▶ [CONSIGNE A]
D'après le texte sur le G5 Sahel, à combien s'élève la contribution annoncée de l'Union africaine ?
▶ [CONSIGNE B]
Reproduisez fidèlement le passage du texte sur le G5 Sahel qui va de « Or, on peut » jusqu'à « seront réellement employés. ».

▶ [TEXTE DE LA PAGE]
En effet, les médias dominants rapportent que les chefs d’État du G5 Sahel soutiennent le Président Macron ! On s’attendait plutôt à l’inverse, jusqu’à réaliser que le calendrier des (ré)élections des uns et des autres les amène à se soutenir mutuellement, comme l’a montré récemment la visite éclair du Président français en Côte d’Ivoire (élections présidentielles en octobre 2020) et au Niger (élections présidentielles et législatives en décembre 2020).

Côté politique, on a eu droit à des portes ouvertes que chacun d’entre nous aurait pu ouvrir seul. Pour autant, on aurait tort de se prendre pour des stratèges, car comme on l’a déjà souligné, Emmanuel Macron ne fait que « renvoyer son public à ses propres interrogations dans une posture faussement modeste, avec un art consommé de dire à son auditoire du moment ce que celui-ci a envie d’entendre dans l’instant » : pourquoi la France est au Sahel ? Parce que la menace terroriste ne reste jamais locale ; à la demande des États sahéliens, pour les aider à préserver et à exercer leur pleine souveraineté.

Or, on peut douter que continuer à soutenir les mêmes États défaillants sans réelle conditionnalité mesurable ni changement contrôlé de gouvernance réglera de soi le problème. D’autant plus que, traditionnellement, l’évaporation des finances publiques et du tonneau des Danaïdes de l’aide internationale augmente en période électorale. Alors que les attentats terroristes augmentent sans cesse en nombre et en dommages, le président en exercice du Burkina Faso et du G5 Sahel, Roch Kaboré, a timidement reconnu que « les résultats sont en deçà des attentes ». On attend de voir d’où viendront les 2,5 milliards de dollars américains annoncés de contribution de l’Union africaine, quand ils seront décaissés, puis à quoi ils seront réellement employés.

Côté militaire, ces grands stratèges découvrent que le renseignement est essentiel (!) et la coordination importante (!). Voilà un retour d’expérience inspiré. Cent ans après ses faits d’armes, le maréchal Foch apprécierait de voir ainsi ses principes remis au goût du jour : liberté d’action, économie des forces, concentration des efforts.

▶ [EXTRAIT DES DONNÉES]
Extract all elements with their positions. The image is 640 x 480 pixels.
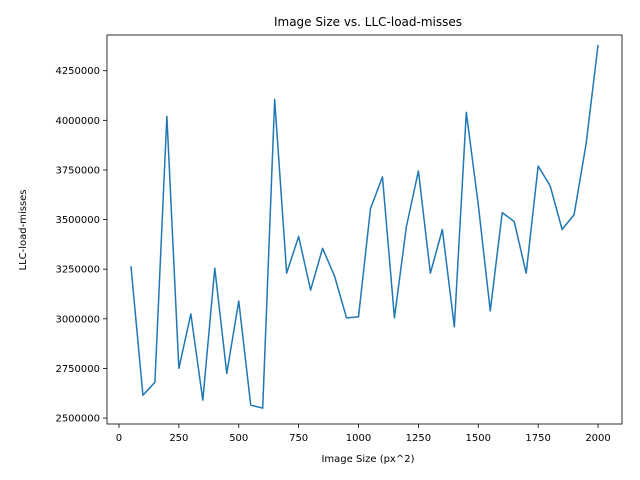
x-tick-label: 500 — [229, 433, 248, 444]
plot-frame — [106, 34, 623, 425]
x-tick-label: 750 — [289, 433, 308, 444]
y-tick-label: 4250000 — [55, 66, 100, 77]
y-tick-label: 2500000 — [55, 414, 100, 425]
x-tick-label: 1500 — [466, 433, 491, 444]
plot-area — [106, 34, 623, 425]
x-tick-label: 0 — [116, 433, 122, 444]
y-axis: 2500000 2750000 3000000 3250000 3500000 37500… — [55, 66, 107, 425]
y-tick-label: 3500000 — [55, 215, 100, 226]
x-axis: 0 250 500 750 1000 1250 1500 1750 2000 — [116, 424, 611, 444]
chart-title: Image Size vs. LLC-load-misses — [274, 15, 462, 29]
y-tick-label: 3000000 — [55, 314, 100, 325]
series-line-0 — [130, 44, 599, 409]
x-tick-label: 1000 — [346, 433, 371, 444]
x-tick-label: 1750 — [525, 433, 550, 444]
x-tick-label: 1250 — [406, 433, 431, 444]
x-tick-label: 2000 — [585, 433, 610, 444]
y-tick-label: 3250000 — [55, 265, 100, 276]
y-tick-label: 2750000 — [55, 364, 100, 375]
y-tick-label: 4000000 — [55, 116, 100, 127]
y-tick-label: 3750000 — [55, 165, 100, 176]
x-axis-label: Image Size (px^2) — [321, 454, 414, 465]
y-axis-label: LLC-load-misses — [18, 189, 29, 270]
x-tick-label: 250 — [169, 433, 188, 444]
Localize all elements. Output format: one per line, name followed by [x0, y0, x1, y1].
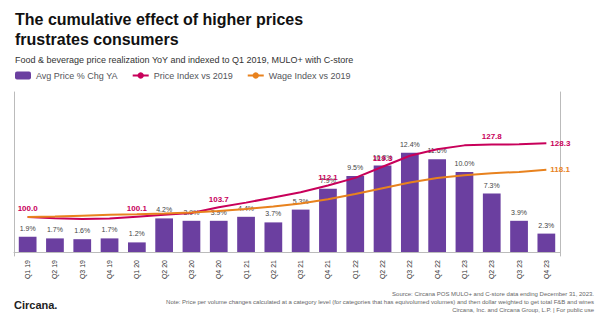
svg-text:3.9%: 3.9% [511, 209, 527, 216]
svg-text:Q1 22: Q1 22 [352, 260, 360, 279]
svg-text:Q2 22: Q2 22 [379, 260, 387, 279]
svg-text:The cumulative effect of highe: The cumulative effect of higher prices [15, 11, 303, 28]
svg-text:Circana.: Circana. [14, 299, 57, 311]
svg-text:11.6%: 11.6% [427, 147, 447, 155]
svg-text:Avg Price % Chg YA: Avg Price % Chg YA [36, 71, 118, 81]
svg-text:3.9%: 3.9% [210, 208, 227, 216]
svg-text:10.0%: 10.0% [455, 160, 475, 167]
svg-text:100.1: 100.1 [127, 204, 148, 213]
svg-text:Q1 19: Q1 19 [24, 260, 32, 279]
svg-text:Q4 23: Q4 23 [543, 260, 551, 279]
svg-text:100.0: 100.0 [18, 204, 39, 213]
svg-text:Q2 23: Q2 23 [488, 260, 496, 279]
svg-text:Q4 22: Q4 22 [434, 260, 442, 279]
svg-text:2.3%: 2.3% [538, 222, 554, 229]
svg-text:Q1 21: Q1 21 [243, 260, 251, 279]
svg-text:112.1: 112.1 [318, 173, 338, 182]
svg-text:119.3: 119.3 [373, 154, 393, 163]
svg-text:Price Index vs 2019: Price Index vs 2019 [154, 71, 233, 81]
svg-text:Q1 20: Q1 20 [133, 260, 141, 279]
svg-text:Q3 22: Q3 22 [406, 260, 414, 279]
svg-text:1.7%: 1.7% [47, 226, 63, 233]
svg-text:5.3%: 5.3% [292, 197, 309, 205]
svg-text:Q1 23: Q1 23 [461, 260, 469, 279]
svg-text:1.9%: 1.9% [20, 225, 36, 232]
svg-text:Q3 23: Q3 23 [516, 260, 524, 279]
svg-text:3.9%: 3.9% [183, 208, 200, 216]
svg-text:Wage Index vs 2019: Wage Index vs 2019 [269, 71, 351, 81]
svg-text:Q3 19: Q3 19 [79, 260, 87, 279]
svg-text:4.2%: 4.2% [156, 206, 172, 213]
svg-text:1.7%: 1.7% [102, 226, 118, 233]
svg-text:128.3: 128.3 [550, 139, 571, 148]
svg-text:9.5%: 9.5% [347, 164, 363, 171]
svg-text:1.2%: 1.2% [129, 230, 145, 237]
svg-text:Food & beverage price realizat: Food & beverage price realization YoY an… [15, 55, 353, 65]
svg-text:Circana, Inc. and Circana Grou: Circana, Inc. and Circana Group, L.P. | … [452, 307, 595, 313]
svg-text:Q3 21: Q3 21 [297, 260, 305, 279]
svg-text:Q4 19: Q4 19 [106, 260, 114, 279]
svg-text:3.7%: 3.7% [265, 210, 281, 217]
svg-text:Q2 19: Q2 19 [51, 260, 59, 279]
svg-text:Q2 20: Q2 20 [161, 260, 169, 279]
svg-text:Q3 20: Q3 20 [188, 260, 196, 279]
svg-text:Q4 21: Q4 21 [324, 260, 332, 279]
svg-text:Note: Price per volume changes: Note: Price per volume changes calculate… [166, 299, 594, 305]
svg-text:4.4%: 4.4% [238, 204, 254, 212]
svg-text:127.8: 127.8 [482, 132, 503, 141]
svg-text:frustrates consumers: frustrates consumers [15, 31, 179, 48]
svg-text:7.3%: 7.3% [484, 182, 500, 189]
svg-text:118.1: 118.1 [550, 165, 570, 174]
svg-text:Q4 20: Q4 20 [215, 260, 223, 279]
svg-text:Q2 21: Q2 21 [270, 260, 278, 279]
svg-text:103.7: 103.7 [209, 195, 230, 204]
svg-text:12.4%: 12.4% [400, 141, 420, 148]
svg-text:1.6%: 1.6% [74, 227, 90, 234]
svg-text:Source: Circana POS MULO+ and: Source: Circana POS MULO+ and C-store da… [392, 291, 594, 297]
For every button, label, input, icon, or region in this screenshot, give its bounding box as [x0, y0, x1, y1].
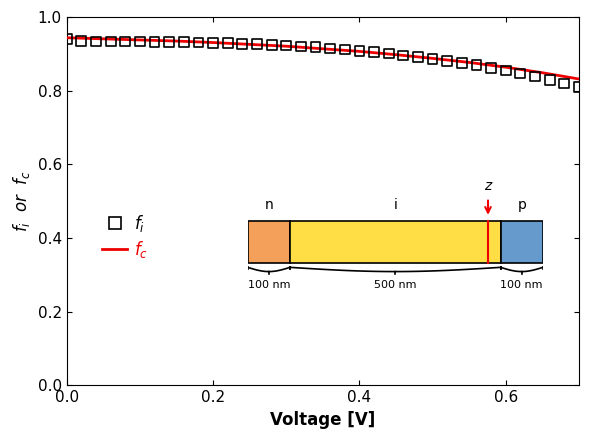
- Point: [516, 70, 525, 77]
- Point: [384, 50, 394, 57]
- Point: [559, 80, 569, 87]
- Point: [135, 38, 145, 45]
- Point: [223, 40, 232, 47]
- Point: [253, 40, 262, 48]
- Point: [91, 38, 101, 45]
- Text: 100 nm: 100 nm: [248, 280, 290, 290]
- X-axis label: Voltage [V]: Voltage [V]: [270, 411, 375, 429]
- Point: [428, 55, 437, 62]
- Point: [150, 38, 159, 45]
- Point: [369, 48, 379, 55]
- Point: [574, 84, 584, 91]
- Text: n: n: [264, 198, 273, 213]
- Point: [208, 39, 218, 46]
- Text: z: z: [484, 180, 491, 194]
- Point: [399, 52, 408, 59]
- Text: 500 nm: 500 nm: [374, 280, 417, 290]
- Point: [106, 38, 116, 45]
- Text: p: p: [517, 198, 526, 213]
- Point: [267, 41, 276, 48]
- Point: [501, 67, 510, 74]
- Point: [194, 39, 203, 46]
- Point: [311, 44, 320, 51]
- Bar: [290, 221, 501, 263]
- Point: [472, 62, 481, 69]
- Point: [296, 43, 306, 50]
- Text: 100 nm: 100 nm: [500, 280, 543, 290]
- Point: [530, 73, 540, 80]
- Bar: [248, 221, 290, 263]
- Point: [457, 60, 467, 67]
- Point: [62, 36, 71, 43]
- Point: [486, 64, 496, 71]
- Point: [120, 38, 130, 45]
- Point: [442, 58, 452, 65]
- Point: [179, 39, 189, 46]
- Point: [281, 42, 291, 49]
- Point: [340, 46, 349, 53]
- Point: [545, 76, 555, 83]
- Point: [238, 40, 247, 47]
- Point: [355, 48, 364, 55]
- Point: [77, 37, 86, 44]
- Point: [165, 39, 174, 46]
- Legend: $f_i$, $f_c$: $f_i$, $f_c$: [96, 206, 155, 267]
- Text: i: i: [394, 198, 397, 213]
- Y-axis label: $f_i$  or  $f_c$: $f_i$ or $f_c$: [11, 170, 32, 232]
- Bar: [501, 221, 543, 263]
- Point: [326, 45, 335, 52]
- Point: [413, 54, 422, 61]
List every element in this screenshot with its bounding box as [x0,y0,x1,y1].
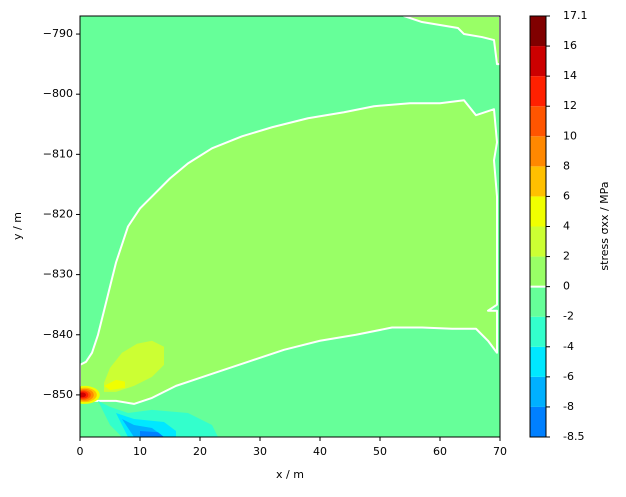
y-tick-label: −840 [43,328,73,341]
contour-region [403,16,500,66]
colorbar-tick-label: -8 [563,400,574,413]
x-tick-label: 10 [133,445,147,458]
x-tick-label: 50 [373,445,387,458]
colorbar-tick-label: 4 [563,220,570,233]
colorbar-band [530,256,546,287]
colorbar-tick-label: 6 [563,189,570,202]
x-tick-label: 70 [493,445,507,458]
contour-region [104,340,164,392]
colorbar-band [530,46,546,77]
colorbar-band [530,226,546,257]
colorbar-label: stress σxx / MPa [598,181,611,270]
contour-region [80,99,498,405]
colorbar-tick-label: 2 [563,250,570,263]
x-tick-label: 30 [253,445,267,458]
colorbar-band [530,136,546,167]
contour-region [80,392,86,398]
colorbar-band [530,166,546,197]
x-tick-label: 60 [433,445,447,458]
colorbar-band [530,196,546,227]
colorbar-tick-label: 0 [563,280,570,293]
colorbar-tick-label: 14 [563,69,577,82]
colorbar-band [530,106,546,137]
colorbar-band [530,376,546,407]
colorbar-tick-label: -6 [563,370,574,383]
colorbar-band [530,286,546,317]
x-tick-label: 0 [77,445,84,458]
colorbar-band [530,406,546,437]
colorbar-tick-label: 17.1 [563,9,588,22]
contour-region [140,430,164,437]
colorbar-band [530,316,546,347]
y-tick-label: −800 [43,87,73,100]
colorbar-tick-label: 12 [563,99,577,112]
colorbar-tick-label: -8.5 [563,430,584,443]
y-tick-label: −850 [43,388,73,401]
colorbar-frame [529,15,547,438]
axes-frame [79,15,501,438]
plot-area [80,16,500,437]
contour-region [104,379,125,391]
colorbar-band [530,346,546,377]
colorbar-band [530,76,546,107]
y-tick-label: −830 [43,268,73,281]
colorbar-tick-label: 10 [563,129,577,142]
colorbar-band [530,16,546,47]
x-tick-label: 40 [313,445,327,458]
colorbar-tick-label: -2 [563,310,574,323]
y-axis-label: y / m [11,212,24,240]
x-axis-label: x / m [276,468,304,481]
y-tick-label: −820 [43,207,73,220]
colorbar-tick-label: -4 [563,340,574,353]
x-tick-label: 20 [193,445,207,458]
y-tick-label: −810 [43,147,73,160]
colorbar-tick-label: 16 [563,39,577,52]
colorbar-tick-label: 8 [563,159,570,172]
y-tick-label: −790 [43,27,73,40]
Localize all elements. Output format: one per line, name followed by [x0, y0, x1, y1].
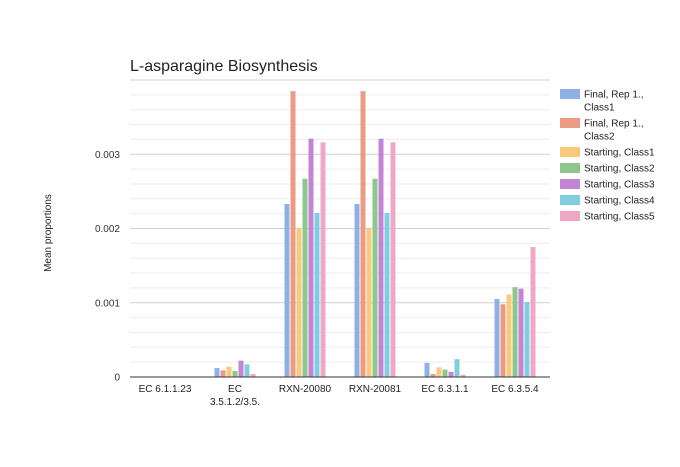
bar	[494, 299, 500, 377]
legend-swatch	[560, 195, 580, 205]
legend-label: Final, Rep 1., Class2	[584, 119, 643, 143]
x-tick-label: EC 6.3.1.1	[421, 384, 469, 395]
bar	[518, 288, 524, 377]
bar	[250, 374, 256, 377]
bar	[454, 359, 460, 377]
bar	[512, 287, 518, 377]
chart-title: L-asparagine Biosynthesis	[130, 58, 318, 75]
bar	[390, 142, 396, 377]
bar	[372, 178, 378, 377]
bar	[360, 91, 366, 377]
bar	[214, 368, 220, 377]
bar	[430, 374, 436, 377]
bar	[320, 142, 326, 377]
x-tick-label: EC 6.1.1.23	[139, 384, 192, 395]
bar	[296, 227, 302, 377]
bar	[460, 374, 466, 377]
y-tick-label: 0	[114, 373, 120, 384]
bar	[500, 304, 506, 377]
bars	[214, 91, 536, 377]
gridlines	[130, 79, 550, 363]
y-tick-label: 0.002	[95, 224, 120, 235]
y-axis-ticks: 0 0.001 0.002 0.003	[95, 150, 120, 384]
bar	[384, 212, 390, 377]
bar	[232, 371, 238, 377]
bar	[506, 294, 512, 377]
bar	[530, 247, 536, 377]
x-tick-label: EC 6.3.5.4	[491, 384, 539, 395]
bar	[448, 371, 454, 377]
legend-label: Starting, Class4	[584, 196, 655, 207]
bar	[290, 91, 296, 377]
bar	[436, 367, 442, 377]
legend-swatch	[560, 147, 580, 157]
legend-label: Final, Rep 1., Class1	[584, 90, 643, 114]
y-tick-label: 0.001	[95, 298, 120, 309]
bar	[424, 362, 430, 377]
legend-label: Starting, Class1	[584, 148, 655, 159]
bar	[354, 204, 360, 377]
y-tick-label: 0.003	[95, 150, 120, 161]
legend-swatch	[560, 118, 580, 128]
x-tick-label: RXN-20080	[279, 384, 332, 395]
bar	[442, 369, 448, 377]
y-axis-label: Mean proportions	[43, 194, 54, 272]
bar	[226, 366, 232, 377]
bar	[314, 212, 320, 377]
bar	[238, 360, 244, 377]
legend-label: Starting, Class2	[584, 164, 655, 175]
bar	[220, 370, 226, 377]
bar	[244, 364, 250, 377]
legend-swatch	[560, 211, 580, 221]
bar	[284, 204, 290, 377]
bar	[302, 178, 308, 377]
bar	[308, 138, 314, 377]
legend-swatch	[560, 179, 580, 189]
legend: Final, Rep 1., Class1 Final, Rep 1., Class2…	[560, 89, 655, 223]
x-tick-label: EC 3.5.1.2/3.5.	[210, 384, 260, 408]
legend-swatch	[560, 89, 580, 99]
x-axis-labels: EC 6.1.1.23 EC 3.5.1.2/3.5. RXN-20080 RXN-20…	[139, 384, 539, 408]
bar	[378, 138, 384, 377]
bar	[524, 302, 530, 377]
legend-label: Starting, Class5	[584, 212, 655, 223]
bar	[366, 227, 372, 377]
legend-label: Starting, Class3	[584, 180, 655, 191]
legend-swatch	[560, 163, 580, 173]
x-tick-label: RXN-20081	[349, 384, 402, 395]
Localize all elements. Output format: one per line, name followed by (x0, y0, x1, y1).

▶ [RÉSULTAT A]
2,5 milliards de dollars américains.

▶ [RÉSULTAT B]
Or, on peut douter que continuer à soutenir les mêmes États défaillants sans réelle conditionnalité mesurable ni changement contrôlé de gouvernance réglera de soi le problème. D’autant plus que, traditionnellement, l’évaporation des finances publiques et du tonneau des Danaïdes de l’aide internationale augmente en période électorale. Alors que les attentats terroristes augmentent sans cesse en nombre et en dommages, le président en exercice du Burkina Faso et du G5 Sahel, Roch Kaboré, a timidement reconnu que « les résultats sont en deçà des attentes ». On attend de voir d’où viendront les 2,5 milliards de dollars américains annoncés de contribution de l’Union africaine, quand ils seront décaissés, puis à quoi ils seront réellement employés.